**To do**
Collect every line in the records below that contains the word "Китай".

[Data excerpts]
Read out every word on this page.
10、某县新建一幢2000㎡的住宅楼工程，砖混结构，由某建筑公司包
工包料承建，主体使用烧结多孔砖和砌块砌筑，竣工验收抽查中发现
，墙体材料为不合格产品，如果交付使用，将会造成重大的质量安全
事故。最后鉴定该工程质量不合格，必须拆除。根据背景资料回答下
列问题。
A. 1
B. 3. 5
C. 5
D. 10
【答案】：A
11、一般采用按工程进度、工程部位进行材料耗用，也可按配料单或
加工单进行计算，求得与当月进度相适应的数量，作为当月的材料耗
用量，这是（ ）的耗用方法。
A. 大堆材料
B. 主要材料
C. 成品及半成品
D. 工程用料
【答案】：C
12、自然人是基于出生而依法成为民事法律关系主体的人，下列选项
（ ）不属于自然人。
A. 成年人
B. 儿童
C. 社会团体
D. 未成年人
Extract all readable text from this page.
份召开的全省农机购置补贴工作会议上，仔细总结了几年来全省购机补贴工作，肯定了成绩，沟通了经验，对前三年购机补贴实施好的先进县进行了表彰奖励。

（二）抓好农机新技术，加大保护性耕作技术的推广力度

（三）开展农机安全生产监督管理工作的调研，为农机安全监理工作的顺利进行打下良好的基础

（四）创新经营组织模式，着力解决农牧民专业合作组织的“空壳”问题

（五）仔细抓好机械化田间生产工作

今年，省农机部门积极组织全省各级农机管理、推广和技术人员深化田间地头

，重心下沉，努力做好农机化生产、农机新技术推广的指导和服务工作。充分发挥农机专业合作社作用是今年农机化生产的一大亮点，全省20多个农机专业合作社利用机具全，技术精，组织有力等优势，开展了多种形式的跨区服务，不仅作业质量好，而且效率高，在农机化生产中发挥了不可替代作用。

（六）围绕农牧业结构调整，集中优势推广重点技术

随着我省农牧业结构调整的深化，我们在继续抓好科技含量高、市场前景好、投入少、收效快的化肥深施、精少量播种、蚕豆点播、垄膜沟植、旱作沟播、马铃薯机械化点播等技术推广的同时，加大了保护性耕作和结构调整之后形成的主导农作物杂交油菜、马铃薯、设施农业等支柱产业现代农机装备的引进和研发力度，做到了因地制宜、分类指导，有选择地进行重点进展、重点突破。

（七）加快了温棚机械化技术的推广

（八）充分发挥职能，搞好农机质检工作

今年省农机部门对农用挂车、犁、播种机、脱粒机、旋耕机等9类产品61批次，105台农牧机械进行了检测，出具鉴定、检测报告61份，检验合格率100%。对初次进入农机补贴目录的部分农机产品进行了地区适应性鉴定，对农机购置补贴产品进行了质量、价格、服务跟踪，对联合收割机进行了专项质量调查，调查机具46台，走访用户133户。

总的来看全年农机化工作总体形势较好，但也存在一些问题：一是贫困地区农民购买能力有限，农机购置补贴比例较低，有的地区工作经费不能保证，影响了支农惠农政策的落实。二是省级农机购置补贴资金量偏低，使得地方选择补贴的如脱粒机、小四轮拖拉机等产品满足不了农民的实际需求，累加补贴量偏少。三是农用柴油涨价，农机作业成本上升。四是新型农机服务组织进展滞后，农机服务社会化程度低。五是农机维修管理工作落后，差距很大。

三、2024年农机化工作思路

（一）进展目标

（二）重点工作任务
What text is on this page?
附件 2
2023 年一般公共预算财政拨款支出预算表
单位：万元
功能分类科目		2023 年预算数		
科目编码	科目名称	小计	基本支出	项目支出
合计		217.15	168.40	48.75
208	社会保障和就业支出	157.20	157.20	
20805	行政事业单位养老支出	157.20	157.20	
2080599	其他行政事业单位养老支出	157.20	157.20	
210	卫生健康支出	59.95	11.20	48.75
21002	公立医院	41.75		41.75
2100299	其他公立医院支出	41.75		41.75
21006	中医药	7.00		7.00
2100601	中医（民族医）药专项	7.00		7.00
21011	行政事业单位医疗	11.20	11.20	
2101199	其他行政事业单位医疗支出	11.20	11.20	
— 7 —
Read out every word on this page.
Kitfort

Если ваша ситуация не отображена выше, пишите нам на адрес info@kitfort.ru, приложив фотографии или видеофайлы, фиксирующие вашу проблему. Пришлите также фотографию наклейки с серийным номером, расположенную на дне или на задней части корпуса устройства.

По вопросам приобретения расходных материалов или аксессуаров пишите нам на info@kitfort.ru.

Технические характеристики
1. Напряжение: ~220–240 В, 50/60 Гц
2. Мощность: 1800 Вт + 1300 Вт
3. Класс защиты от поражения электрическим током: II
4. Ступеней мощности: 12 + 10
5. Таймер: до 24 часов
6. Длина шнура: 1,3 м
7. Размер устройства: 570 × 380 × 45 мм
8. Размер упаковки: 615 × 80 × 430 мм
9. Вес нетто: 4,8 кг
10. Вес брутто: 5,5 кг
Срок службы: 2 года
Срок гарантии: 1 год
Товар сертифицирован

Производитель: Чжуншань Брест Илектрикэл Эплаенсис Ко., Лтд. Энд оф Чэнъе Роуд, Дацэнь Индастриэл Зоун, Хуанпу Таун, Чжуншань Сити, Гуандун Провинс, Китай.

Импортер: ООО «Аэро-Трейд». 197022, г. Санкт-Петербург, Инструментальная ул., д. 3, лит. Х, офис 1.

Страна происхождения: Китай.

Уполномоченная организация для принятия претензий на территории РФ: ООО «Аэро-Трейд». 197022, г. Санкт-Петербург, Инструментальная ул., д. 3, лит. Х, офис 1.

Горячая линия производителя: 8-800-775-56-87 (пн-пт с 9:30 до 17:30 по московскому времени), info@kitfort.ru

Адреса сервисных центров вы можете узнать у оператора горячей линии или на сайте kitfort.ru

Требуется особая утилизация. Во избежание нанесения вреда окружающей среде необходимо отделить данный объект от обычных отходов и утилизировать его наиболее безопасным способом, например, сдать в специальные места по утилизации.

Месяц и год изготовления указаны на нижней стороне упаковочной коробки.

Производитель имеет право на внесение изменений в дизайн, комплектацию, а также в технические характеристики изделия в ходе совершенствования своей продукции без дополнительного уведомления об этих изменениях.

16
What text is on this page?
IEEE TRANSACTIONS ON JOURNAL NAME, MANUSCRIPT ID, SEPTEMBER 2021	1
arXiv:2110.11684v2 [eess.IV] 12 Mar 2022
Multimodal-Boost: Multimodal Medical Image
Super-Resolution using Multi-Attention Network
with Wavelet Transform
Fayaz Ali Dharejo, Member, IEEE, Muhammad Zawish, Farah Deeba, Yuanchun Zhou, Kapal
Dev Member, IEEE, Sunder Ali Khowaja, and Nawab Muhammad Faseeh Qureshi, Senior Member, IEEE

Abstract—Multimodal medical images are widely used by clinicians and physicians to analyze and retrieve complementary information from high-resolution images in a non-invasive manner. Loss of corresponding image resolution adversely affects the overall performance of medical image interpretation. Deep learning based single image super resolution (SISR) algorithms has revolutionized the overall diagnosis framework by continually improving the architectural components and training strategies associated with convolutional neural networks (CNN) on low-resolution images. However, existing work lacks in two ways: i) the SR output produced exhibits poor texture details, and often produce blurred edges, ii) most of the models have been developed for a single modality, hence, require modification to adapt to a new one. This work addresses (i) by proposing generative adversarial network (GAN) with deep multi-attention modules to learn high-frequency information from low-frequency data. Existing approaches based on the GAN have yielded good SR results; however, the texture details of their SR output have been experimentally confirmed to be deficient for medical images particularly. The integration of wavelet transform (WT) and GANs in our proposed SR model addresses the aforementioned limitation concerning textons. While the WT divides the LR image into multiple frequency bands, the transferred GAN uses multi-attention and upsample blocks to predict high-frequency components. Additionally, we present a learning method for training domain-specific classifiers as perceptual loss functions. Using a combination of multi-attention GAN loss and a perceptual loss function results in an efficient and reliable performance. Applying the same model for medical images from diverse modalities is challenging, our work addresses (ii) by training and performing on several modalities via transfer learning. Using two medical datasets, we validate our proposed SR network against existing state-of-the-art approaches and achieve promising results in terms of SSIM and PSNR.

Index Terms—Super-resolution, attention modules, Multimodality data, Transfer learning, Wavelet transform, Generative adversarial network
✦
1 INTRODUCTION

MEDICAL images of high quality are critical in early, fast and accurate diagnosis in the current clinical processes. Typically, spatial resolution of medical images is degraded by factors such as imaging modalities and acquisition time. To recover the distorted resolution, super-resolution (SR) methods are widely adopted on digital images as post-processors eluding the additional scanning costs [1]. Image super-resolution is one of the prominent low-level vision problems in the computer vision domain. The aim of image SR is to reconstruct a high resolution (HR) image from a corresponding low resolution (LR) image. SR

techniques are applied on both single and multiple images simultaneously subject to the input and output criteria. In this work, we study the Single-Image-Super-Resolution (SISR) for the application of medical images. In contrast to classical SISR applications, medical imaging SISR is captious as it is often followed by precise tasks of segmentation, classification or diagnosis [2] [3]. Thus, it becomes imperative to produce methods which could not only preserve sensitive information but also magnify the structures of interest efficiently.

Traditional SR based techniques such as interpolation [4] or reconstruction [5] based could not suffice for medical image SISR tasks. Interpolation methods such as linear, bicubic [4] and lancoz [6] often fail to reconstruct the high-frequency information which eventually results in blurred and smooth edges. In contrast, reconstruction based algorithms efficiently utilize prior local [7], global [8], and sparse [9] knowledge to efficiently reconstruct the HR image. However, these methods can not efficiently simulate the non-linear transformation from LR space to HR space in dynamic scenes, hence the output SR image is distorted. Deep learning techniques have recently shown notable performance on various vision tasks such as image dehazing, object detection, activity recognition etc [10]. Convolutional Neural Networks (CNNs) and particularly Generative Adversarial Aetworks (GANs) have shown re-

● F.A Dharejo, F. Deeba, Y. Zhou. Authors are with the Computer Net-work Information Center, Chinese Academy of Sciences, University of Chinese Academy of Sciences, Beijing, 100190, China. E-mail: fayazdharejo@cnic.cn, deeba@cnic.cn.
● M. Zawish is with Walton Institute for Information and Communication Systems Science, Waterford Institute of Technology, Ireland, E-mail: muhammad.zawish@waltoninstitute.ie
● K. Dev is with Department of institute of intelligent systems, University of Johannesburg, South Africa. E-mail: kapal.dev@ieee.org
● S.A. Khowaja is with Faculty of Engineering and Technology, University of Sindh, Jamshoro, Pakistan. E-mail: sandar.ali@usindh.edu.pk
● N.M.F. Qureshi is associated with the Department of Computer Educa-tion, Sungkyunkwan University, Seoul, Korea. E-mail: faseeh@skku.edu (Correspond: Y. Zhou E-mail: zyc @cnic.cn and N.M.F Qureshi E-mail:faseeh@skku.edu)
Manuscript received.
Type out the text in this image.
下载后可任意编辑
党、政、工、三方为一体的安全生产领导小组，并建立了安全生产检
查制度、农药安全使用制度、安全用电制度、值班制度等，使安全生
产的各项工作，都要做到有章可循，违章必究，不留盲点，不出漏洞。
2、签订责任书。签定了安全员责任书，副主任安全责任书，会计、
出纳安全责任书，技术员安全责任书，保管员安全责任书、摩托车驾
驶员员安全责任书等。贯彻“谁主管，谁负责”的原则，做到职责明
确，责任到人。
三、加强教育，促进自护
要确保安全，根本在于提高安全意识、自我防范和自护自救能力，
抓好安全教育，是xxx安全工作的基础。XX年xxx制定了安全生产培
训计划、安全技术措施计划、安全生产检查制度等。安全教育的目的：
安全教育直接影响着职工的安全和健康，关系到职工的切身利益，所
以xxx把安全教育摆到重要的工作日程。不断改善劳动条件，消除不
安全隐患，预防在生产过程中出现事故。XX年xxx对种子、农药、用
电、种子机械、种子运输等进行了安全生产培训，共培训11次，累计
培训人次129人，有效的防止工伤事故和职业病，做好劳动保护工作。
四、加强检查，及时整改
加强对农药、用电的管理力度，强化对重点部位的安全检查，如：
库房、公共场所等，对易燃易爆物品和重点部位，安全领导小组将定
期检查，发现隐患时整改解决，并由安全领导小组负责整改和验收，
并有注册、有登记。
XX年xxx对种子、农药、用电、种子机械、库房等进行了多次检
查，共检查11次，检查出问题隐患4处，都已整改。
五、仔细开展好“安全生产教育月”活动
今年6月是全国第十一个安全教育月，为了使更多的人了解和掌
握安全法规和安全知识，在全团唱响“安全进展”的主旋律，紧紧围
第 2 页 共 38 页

**The completed task**
Производитель: Чжуншань Брест Илектрикэл Эплаенсис Ко., Лтд. Энд оф Чэнъе Роуд, Дацэнь Индастриэл Зоун, Хуанпу Таун, Чжуншань Сити, Гуандун Провинс, Китай.
Страна происхождения: Китай.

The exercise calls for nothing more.